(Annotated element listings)
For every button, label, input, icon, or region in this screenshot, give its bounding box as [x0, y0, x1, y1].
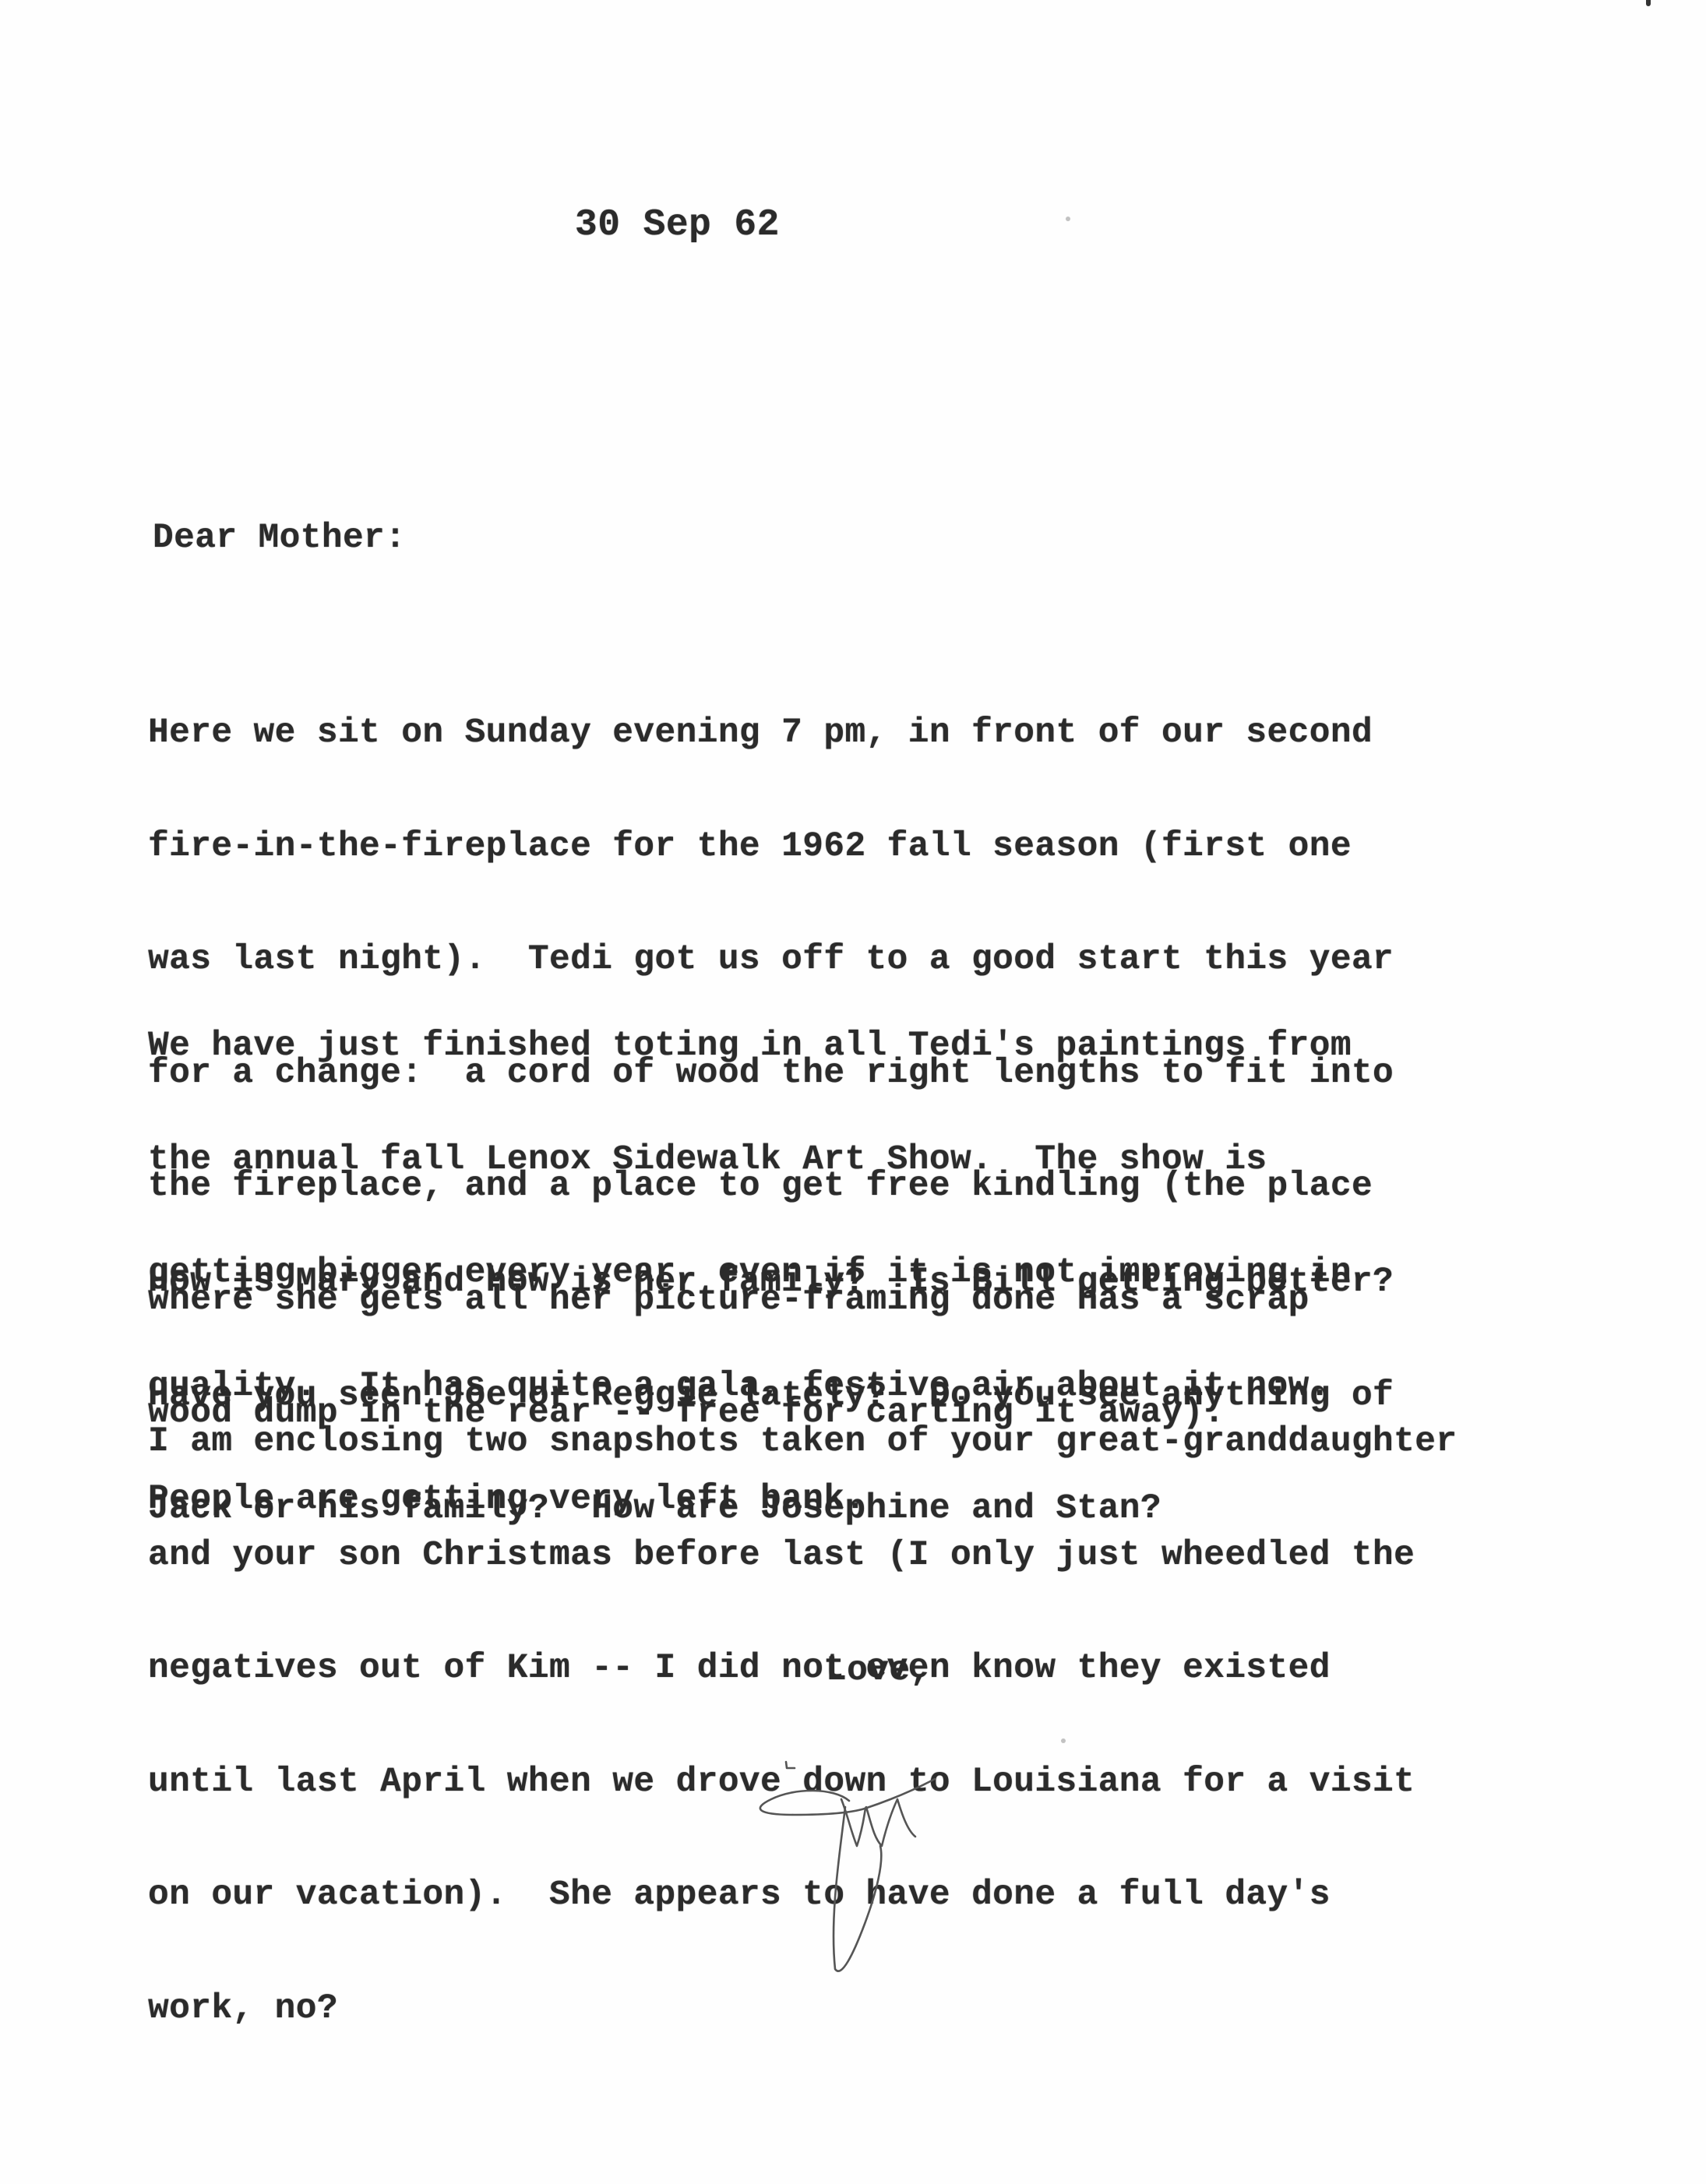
letter-date: 30 Sep 62 [575, 204, 780, 246]
letter-page: 30 Sep 62 Dear Mother: Here we sit on Su… [0, 0, 1706, 2184]
text-line: We have just finished toting in all Tedi… [148, 1027, 1352, 1066]
text-line: and your son Christmas before last (I on… [148, 1537, 1457, 1575]
text-line: How is Mary and how is her family? Is Bi… [148, 1263, 1394, 1302]
text-line: Here we sit on Sunday evening 7 pm, in f… [148, 714, 1394, 752]
text-line: negatives out of Kim -- I did not even k… [148, 1650, 1457, 1688]
text-line: the annual fall Lenox Sidewalk Art Show.… [148, 1141, 1352, 1179]
closing: Love, [826, 1651, 932, 1690]
signature-icon [748, 1745, 982, 1994]
text-line: fire-in-the-fireplace for the 1962 fall … [148, 828, 1394, 866]
text-line: I am enclosing two snapshots taken of yo… [148, 1423, 1457, 1461]
salutation: Dear Mother: [153, 519, 406, 558]
corner-ink-mark [1646, 0, 1651, 6]
ink-speck [1066, 217, 1070, 221]
text-line: work, no? [148, 1990, 1457, 2028]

(Directions)
Copy out every item above word for word, leaving out the pictures.

(Result of the task)
For every button, label, input, icon, or region in this screenshot, give its bounding box as [x0, y0, x1, y1].
letter-date: 30 Sep 62 [575, 204, 780, 246]
letter-page: 30 Sep 62 Dear Mother: Here we sit on Su… [0, 0, 1706, 2184]
text-line: We have just finished toting in all Tedi… [148, 1027, 1352, 1066]
text-line: and your son Christmas before last (I on… [148, 1537, 1457, 1575]
text-line: How is Mary and how is her family? Is Bi… [148, 1263, 1394, 1302]
text-line: Here we sit on Sunday evening 7 pm, in f… [148, 714, 1394, 752]
text-line: negatives out of Kim -- I did not even k… [148, 1650, 1457, 1688]
text-line: the annual fall Lenox Sidewalk Art Show.… [148, 1141, 1352, 1179]
closing: Love, [826, 1651, 932, 1690]
signature-icon [748, 1745, 982, 1994]
text-line: fire-in-the-fireplace for the 1962 fall … [148, 828, 1394, 866]
text-line: I am enclosing two snapshots taken of yo… [148, 1423, 1457, 1461]
salutation: Dear Mother: [153, 519, 406, 558]
corner-ink-mark [1646, 0, 1651, 6]
ink-speck [1066, 217, 1070, 221]
text-line: work, no? [148, 1990, 1457, 2028]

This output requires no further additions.